§ Exercise objective: Check each line of the data below for the word "America", then extract the ones that have it.

Collected data:
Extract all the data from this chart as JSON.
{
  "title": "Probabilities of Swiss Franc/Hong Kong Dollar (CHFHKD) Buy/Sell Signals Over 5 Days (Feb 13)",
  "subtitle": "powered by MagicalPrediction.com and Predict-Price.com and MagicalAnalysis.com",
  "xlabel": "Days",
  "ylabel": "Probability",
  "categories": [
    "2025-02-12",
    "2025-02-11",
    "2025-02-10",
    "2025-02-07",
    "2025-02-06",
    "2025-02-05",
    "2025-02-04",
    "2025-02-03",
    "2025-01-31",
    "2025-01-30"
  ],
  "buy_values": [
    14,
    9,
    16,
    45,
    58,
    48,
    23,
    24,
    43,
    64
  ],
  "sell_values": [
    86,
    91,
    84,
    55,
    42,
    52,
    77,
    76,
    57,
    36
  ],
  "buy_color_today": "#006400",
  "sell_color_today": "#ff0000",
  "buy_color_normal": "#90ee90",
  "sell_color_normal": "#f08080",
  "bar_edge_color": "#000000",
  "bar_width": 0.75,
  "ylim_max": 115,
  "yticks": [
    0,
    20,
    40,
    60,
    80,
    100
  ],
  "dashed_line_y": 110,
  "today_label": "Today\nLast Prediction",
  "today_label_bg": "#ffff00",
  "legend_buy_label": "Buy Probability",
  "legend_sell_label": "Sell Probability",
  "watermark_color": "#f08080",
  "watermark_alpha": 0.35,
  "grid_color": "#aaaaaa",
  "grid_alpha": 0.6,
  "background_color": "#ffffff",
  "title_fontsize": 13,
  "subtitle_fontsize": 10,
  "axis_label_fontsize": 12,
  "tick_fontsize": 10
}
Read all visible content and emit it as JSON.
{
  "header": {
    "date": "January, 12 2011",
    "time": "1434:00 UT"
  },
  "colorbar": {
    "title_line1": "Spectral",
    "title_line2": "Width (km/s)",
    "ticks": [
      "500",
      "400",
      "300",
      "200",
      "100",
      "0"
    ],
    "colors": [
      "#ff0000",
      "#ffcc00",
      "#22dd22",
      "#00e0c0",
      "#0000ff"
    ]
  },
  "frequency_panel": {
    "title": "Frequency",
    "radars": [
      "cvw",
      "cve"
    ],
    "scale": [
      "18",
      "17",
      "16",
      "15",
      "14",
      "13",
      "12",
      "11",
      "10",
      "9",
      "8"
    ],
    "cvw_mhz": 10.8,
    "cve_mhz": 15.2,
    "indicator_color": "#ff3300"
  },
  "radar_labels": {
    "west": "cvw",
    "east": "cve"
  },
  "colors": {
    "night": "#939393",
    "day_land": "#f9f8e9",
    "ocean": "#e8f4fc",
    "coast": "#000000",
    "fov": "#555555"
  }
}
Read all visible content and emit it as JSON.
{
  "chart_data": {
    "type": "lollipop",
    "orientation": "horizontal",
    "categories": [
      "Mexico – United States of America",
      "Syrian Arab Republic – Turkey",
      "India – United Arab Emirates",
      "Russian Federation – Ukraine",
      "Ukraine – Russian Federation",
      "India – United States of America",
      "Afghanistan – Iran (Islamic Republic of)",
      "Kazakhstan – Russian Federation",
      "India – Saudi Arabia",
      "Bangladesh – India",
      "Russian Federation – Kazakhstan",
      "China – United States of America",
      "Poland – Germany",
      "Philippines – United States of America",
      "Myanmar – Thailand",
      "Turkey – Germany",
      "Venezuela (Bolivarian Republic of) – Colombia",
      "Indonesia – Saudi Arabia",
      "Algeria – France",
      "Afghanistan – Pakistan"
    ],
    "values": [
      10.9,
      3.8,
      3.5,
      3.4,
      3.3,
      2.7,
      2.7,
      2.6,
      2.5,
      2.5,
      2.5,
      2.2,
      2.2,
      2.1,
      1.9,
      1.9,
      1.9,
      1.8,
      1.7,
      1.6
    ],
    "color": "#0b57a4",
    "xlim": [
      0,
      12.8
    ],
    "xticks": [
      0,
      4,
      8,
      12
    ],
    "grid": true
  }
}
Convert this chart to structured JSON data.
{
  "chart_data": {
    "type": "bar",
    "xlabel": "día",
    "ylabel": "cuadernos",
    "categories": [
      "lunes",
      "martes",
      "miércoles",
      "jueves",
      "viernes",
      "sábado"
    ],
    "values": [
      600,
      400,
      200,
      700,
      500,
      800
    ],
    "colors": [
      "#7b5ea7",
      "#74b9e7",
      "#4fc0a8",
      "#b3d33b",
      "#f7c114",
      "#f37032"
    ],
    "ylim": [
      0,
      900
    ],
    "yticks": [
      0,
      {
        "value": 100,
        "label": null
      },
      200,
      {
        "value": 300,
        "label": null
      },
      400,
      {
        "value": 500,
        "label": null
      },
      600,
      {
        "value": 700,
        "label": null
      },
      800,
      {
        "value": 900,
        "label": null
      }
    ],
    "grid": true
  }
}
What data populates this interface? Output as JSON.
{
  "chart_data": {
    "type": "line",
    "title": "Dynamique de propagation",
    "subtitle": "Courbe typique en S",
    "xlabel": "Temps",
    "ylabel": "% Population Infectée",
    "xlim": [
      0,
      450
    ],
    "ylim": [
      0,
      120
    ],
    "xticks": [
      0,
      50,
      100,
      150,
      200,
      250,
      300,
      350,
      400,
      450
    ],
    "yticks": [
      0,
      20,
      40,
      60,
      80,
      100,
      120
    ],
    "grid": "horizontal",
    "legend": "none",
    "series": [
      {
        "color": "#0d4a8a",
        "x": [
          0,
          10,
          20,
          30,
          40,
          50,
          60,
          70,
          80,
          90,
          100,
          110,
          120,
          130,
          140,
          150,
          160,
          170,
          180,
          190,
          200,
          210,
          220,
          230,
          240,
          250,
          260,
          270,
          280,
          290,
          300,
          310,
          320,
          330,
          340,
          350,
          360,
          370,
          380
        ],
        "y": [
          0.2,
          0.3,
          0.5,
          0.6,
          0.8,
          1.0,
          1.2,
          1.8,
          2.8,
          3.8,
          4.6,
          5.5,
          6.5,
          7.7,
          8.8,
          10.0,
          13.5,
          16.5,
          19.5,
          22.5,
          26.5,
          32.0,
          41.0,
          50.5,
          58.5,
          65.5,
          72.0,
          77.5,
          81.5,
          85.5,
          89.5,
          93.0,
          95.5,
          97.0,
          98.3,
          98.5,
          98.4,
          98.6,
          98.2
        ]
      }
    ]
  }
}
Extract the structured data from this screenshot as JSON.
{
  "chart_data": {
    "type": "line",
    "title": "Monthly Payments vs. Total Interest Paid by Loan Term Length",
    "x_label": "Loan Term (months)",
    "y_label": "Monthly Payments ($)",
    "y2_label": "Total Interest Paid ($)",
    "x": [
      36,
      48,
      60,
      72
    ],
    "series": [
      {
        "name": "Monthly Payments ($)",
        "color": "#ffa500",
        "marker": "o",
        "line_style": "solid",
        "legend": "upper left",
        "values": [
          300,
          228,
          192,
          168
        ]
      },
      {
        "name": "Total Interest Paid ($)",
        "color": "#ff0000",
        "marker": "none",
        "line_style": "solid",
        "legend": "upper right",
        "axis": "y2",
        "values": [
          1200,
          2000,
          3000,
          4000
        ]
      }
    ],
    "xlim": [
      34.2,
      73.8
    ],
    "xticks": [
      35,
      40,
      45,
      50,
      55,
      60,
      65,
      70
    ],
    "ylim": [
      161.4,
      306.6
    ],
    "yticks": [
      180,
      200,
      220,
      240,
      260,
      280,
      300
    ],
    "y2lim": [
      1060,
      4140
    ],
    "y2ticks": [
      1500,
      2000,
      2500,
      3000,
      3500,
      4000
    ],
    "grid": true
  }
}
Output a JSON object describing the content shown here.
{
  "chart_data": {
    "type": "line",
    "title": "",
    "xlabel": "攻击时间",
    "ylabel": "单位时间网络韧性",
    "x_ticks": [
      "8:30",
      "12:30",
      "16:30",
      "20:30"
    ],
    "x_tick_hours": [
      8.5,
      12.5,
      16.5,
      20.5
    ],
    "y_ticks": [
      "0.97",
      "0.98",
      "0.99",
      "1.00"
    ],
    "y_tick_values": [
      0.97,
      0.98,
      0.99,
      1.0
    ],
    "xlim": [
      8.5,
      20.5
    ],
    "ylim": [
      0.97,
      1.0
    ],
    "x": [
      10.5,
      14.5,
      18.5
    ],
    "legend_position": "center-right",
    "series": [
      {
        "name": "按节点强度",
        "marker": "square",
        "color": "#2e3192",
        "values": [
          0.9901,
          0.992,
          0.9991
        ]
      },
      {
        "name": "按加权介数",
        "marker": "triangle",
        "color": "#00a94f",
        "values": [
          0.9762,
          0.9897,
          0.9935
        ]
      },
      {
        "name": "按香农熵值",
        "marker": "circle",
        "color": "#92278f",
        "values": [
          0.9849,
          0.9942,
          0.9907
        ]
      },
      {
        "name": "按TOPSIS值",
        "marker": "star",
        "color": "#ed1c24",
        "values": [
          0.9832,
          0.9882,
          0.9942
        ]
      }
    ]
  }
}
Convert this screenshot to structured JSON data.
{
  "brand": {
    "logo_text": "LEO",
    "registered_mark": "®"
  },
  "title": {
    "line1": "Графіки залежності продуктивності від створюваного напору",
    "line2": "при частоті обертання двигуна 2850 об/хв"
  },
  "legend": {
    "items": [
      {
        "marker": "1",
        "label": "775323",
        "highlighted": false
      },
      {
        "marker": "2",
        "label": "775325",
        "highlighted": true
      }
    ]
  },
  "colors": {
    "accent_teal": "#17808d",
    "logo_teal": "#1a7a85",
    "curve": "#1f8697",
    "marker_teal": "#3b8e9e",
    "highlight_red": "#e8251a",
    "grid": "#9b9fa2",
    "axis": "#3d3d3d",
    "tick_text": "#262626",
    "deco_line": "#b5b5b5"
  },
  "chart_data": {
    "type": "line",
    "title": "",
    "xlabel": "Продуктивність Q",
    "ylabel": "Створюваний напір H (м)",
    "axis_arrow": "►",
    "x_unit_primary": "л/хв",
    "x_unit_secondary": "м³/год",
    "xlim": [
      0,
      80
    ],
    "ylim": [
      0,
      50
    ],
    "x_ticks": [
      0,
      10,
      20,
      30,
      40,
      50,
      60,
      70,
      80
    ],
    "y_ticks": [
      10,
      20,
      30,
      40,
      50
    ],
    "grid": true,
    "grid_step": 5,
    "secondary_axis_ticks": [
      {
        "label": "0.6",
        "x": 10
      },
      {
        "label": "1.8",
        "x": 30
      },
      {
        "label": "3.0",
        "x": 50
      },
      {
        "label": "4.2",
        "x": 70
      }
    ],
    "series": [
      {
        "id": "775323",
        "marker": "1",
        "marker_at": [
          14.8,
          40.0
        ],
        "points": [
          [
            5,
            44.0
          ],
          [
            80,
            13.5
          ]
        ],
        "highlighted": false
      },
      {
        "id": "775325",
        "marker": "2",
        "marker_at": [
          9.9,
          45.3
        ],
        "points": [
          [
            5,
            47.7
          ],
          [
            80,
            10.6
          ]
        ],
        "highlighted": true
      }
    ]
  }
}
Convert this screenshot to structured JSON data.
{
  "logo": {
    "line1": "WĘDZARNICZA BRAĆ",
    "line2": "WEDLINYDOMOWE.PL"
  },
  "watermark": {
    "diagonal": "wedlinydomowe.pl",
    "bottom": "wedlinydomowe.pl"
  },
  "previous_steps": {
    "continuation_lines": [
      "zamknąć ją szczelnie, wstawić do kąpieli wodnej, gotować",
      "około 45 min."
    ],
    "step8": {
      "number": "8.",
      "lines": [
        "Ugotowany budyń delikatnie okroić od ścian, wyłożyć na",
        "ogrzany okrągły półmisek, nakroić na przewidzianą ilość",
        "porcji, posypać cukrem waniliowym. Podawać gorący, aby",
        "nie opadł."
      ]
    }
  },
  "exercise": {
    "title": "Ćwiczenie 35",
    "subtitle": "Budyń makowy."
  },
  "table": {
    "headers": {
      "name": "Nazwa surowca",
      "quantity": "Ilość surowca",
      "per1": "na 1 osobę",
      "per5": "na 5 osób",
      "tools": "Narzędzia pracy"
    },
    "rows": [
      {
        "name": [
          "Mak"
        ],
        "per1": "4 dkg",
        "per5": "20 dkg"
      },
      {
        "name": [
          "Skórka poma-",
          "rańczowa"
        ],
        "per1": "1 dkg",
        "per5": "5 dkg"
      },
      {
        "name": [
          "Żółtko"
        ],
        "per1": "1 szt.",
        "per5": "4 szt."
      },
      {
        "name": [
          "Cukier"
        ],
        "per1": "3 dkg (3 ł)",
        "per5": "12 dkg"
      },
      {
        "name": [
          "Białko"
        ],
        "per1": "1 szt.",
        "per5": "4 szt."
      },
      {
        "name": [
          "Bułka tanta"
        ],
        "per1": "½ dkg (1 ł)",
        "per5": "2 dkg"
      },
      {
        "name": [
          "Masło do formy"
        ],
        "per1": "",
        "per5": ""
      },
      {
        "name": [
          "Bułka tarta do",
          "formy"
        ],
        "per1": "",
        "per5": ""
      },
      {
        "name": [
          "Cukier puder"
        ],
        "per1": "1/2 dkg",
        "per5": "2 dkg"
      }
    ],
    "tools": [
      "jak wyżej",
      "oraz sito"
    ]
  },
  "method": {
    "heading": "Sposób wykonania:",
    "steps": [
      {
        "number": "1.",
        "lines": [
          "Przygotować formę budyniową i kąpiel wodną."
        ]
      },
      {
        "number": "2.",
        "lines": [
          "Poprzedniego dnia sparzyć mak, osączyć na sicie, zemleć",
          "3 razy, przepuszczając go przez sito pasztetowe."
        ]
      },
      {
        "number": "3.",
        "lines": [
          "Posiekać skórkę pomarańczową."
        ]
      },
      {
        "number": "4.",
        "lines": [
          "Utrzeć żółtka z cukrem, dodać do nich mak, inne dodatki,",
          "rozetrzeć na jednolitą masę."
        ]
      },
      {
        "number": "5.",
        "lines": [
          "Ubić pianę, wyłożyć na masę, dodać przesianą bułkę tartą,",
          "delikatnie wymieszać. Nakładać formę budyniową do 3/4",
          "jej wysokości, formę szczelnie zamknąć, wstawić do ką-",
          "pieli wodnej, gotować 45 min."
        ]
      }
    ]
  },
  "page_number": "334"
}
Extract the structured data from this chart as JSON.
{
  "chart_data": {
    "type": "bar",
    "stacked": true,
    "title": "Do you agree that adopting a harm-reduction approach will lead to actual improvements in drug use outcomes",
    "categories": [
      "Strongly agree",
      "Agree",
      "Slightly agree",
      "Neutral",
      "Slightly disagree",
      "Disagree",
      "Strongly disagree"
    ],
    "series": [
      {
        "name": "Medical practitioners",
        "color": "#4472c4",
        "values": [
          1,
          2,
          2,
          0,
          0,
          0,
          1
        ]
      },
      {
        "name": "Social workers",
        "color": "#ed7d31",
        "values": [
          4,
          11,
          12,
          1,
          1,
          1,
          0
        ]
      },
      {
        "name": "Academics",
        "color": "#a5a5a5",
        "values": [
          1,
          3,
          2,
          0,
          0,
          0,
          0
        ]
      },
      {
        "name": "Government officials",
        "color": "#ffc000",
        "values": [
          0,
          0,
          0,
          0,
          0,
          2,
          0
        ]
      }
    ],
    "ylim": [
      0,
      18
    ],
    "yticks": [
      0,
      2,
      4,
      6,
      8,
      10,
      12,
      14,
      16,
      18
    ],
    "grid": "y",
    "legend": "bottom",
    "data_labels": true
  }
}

§ Answer:
      "Mexico – United States of America",
      "India – United States of America",
      "China – United States of America",
      "Philippines – United States of America",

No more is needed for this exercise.